*** MATERIAL

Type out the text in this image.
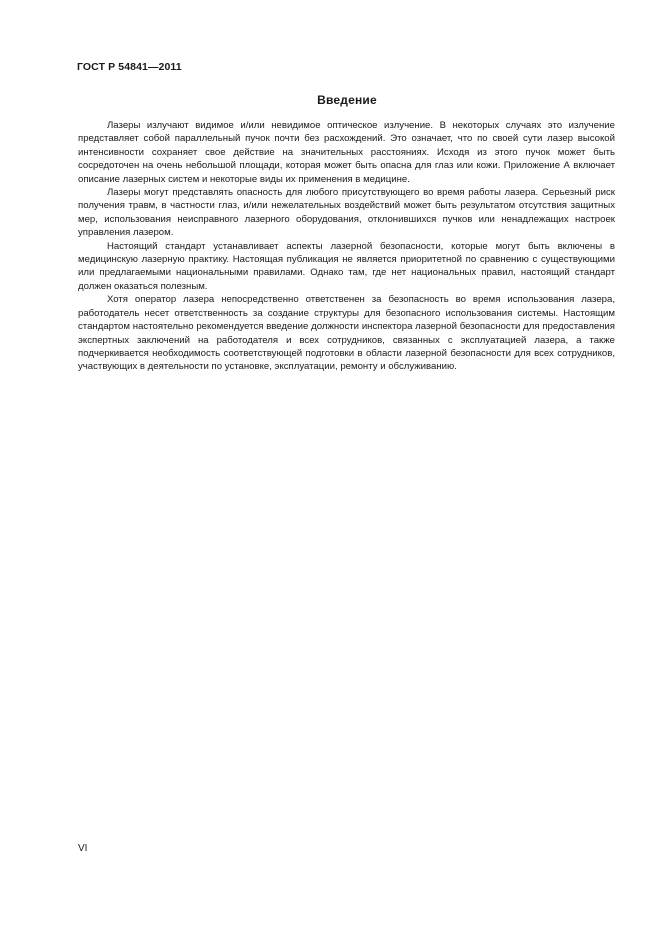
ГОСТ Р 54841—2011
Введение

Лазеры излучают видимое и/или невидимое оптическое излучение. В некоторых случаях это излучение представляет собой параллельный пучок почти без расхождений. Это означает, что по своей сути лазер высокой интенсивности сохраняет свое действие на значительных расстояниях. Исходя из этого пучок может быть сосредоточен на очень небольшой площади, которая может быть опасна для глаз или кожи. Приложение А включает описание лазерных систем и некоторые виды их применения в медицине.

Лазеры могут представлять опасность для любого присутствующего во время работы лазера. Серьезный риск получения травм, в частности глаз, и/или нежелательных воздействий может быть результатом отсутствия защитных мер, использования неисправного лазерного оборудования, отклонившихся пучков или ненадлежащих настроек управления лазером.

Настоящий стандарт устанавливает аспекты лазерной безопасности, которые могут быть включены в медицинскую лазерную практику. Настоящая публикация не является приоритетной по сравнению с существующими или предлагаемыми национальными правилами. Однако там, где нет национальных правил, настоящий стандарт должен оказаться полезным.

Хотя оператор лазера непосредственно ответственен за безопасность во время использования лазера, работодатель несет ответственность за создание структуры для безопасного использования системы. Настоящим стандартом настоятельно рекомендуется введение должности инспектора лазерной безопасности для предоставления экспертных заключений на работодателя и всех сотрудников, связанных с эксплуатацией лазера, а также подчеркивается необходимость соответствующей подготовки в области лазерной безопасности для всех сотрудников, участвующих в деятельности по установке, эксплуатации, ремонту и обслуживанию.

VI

******
*** MATERIAL

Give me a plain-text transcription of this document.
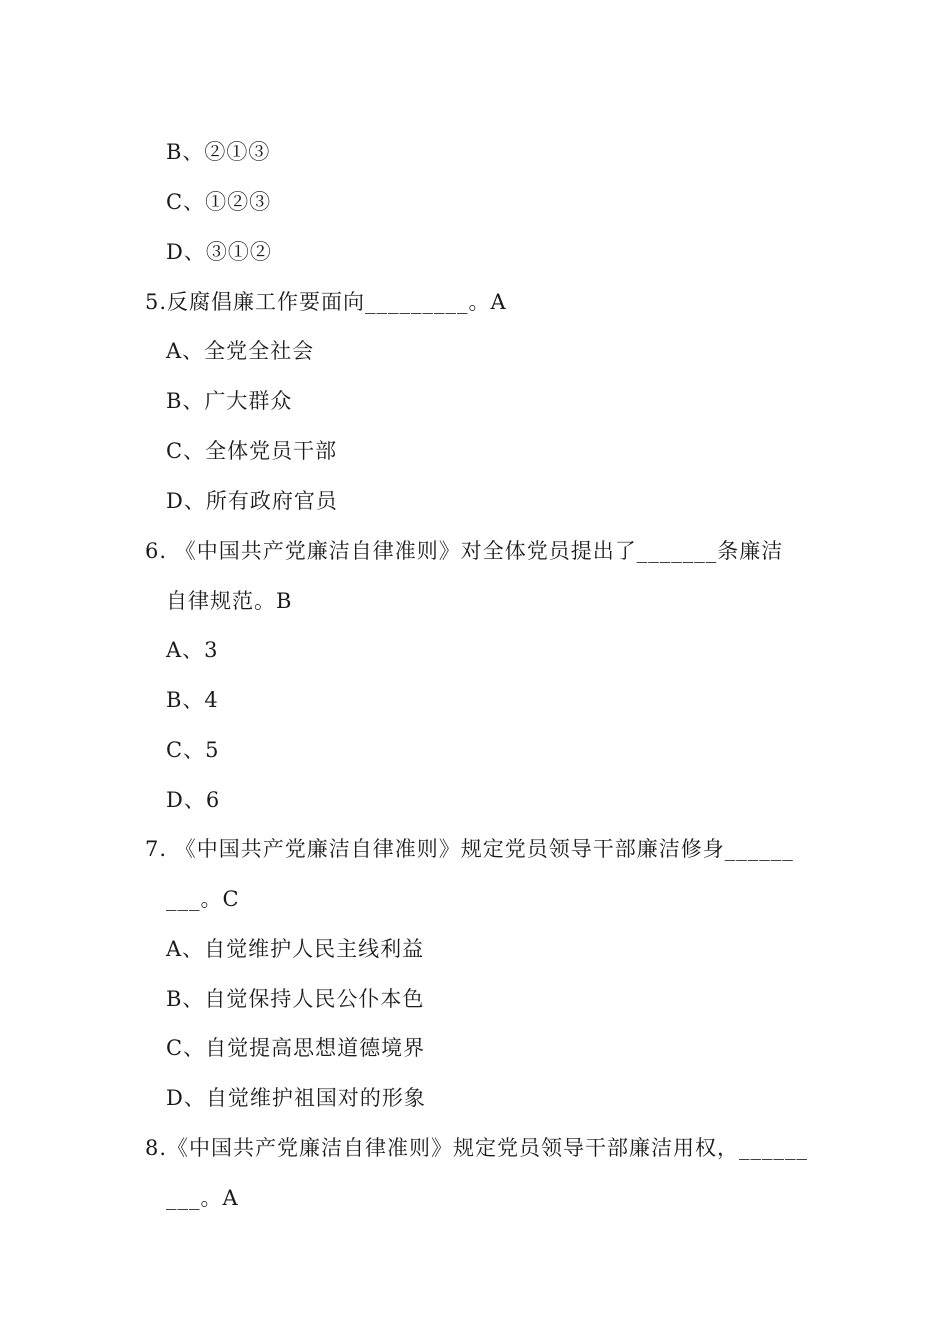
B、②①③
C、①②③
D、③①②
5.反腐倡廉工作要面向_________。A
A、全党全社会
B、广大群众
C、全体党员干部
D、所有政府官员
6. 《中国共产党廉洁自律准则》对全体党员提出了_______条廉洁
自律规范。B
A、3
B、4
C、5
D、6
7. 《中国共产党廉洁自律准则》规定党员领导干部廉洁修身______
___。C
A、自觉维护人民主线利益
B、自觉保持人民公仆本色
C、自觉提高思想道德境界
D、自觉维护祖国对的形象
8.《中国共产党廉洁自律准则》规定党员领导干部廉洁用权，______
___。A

******

● INSTRUCTION
Pull every line containing the word "Лазеры" out of the material.

● RESULT OF THIS TASK
Лазеры излучают видимое и/или невидимое оптическое излучение. В некоторых случаях это излучение представляет собой параллельный пучок почти без расхождений. Это означает, что по своей сути лазер высокой интенсивности сохраняет свое действие на значительных расстояниях. Исходя из этого пучок может быть сосредоточен на очень небольшой площади, которая может быть опасна для глаз или кожи. Приложение А включает описание лазерных систем и некоторые виды их применения в медицине.
Лазеры могут представлять опасность для любого присутствующего во время работы лазера. Серьезный риск получения травм, в частности глаз, и/или нежелательных воздействий может быть результатом отсутствия защитных мер, использования неисправного лазерного оборудования, отклонившихся пучков или ненадлежащих настроек управления лазером.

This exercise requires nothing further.